### Stated goal
Quote the data below in full, please, without altering anything.
++++ Data for this task ++++
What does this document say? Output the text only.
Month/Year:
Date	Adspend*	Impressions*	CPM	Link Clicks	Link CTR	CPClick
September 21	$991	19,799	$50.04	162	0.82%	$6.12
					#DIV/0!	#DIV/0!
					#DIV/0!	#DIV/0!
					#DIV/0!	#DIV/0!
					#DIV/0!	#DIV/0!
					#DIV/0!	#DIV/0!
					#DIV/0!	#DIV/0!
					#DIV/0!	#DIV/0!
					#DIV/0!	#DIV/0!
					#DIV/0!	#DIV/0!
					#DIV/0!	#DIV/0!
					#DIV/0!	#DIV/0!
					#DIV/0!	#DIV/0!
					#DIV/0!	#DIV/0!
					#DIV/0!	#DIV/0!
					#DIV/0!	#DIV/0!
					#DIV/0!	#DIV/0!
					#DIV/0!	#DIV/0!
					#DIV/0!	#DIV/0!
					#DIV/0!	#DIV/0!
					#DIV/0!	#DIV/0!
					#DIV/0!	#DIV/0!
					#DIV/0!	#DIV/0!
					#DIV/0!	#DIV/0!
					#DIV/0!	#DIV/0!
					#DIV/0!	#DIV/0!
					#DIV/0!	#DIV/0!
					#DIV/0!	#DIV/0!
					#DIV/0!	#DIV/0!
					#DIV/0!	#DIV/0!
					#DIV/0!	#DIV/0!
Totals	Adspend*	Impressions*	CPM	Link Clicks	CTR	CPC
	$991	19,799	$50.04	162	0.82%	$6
++++
### Result of this exercise
What does this document say? Output the text only.
Month/Year:
Date	Adspend*	Impressions*	CPM	Link Clicks	Link CTR	CPClick
September 21	$991	19,799	$50.04	162	0.82%	$6.12
					#DIV/0!	#DIV/0!
					#DIV/0!	#DIV/0!
					#DIV/0!	#DIV/0!
					#DIV/0!	#DIV/0!
					#DIV/0!	#DIV/0!
					#DIV/0!	#DIV/0!
					#DIV/0!	#DIV/0!
					#DIV/0!	#DIV/0!
					#DIV/0!	#DIV/0!
					#DIV/0!	#DIV/0!
					#DIV/0!	#DIV/0!
					#DIV/0!	#DIV/0!
					#DIV/0!	#DIV/0!
					#DIV/0!	#DIV/0!
					#DIV/0!	#DIV/0!
					#DIV/0!	#DIV/0!
					#DIV/0!	#DIV/0!
					#DIV/0!	#DIV/0!
					#DIV/0!	#DIV/0!
					#DIV/0!	#DIV/0!
					#DIV/0!	#DIV/0!
					#DIV/0!	#DIV/0!
					#DIV/0!	#DIV/0!
					#DIV/0!	#DIV/0!
					#DIV/0!	#DIV/0!
					#DIV/0!	#DIV/0!
					#DIV/0!	#DIV/0!
					#DIV/0!	#DIV/0!
					#DIV/0!	#DIV/0!
					#DIV/0!	#DIV/0!
Totals	Adspend*	Impressions*	CPM	Link Clicks	CTR	CPC
	$991	19,799	$50.04	162	0.82%	$6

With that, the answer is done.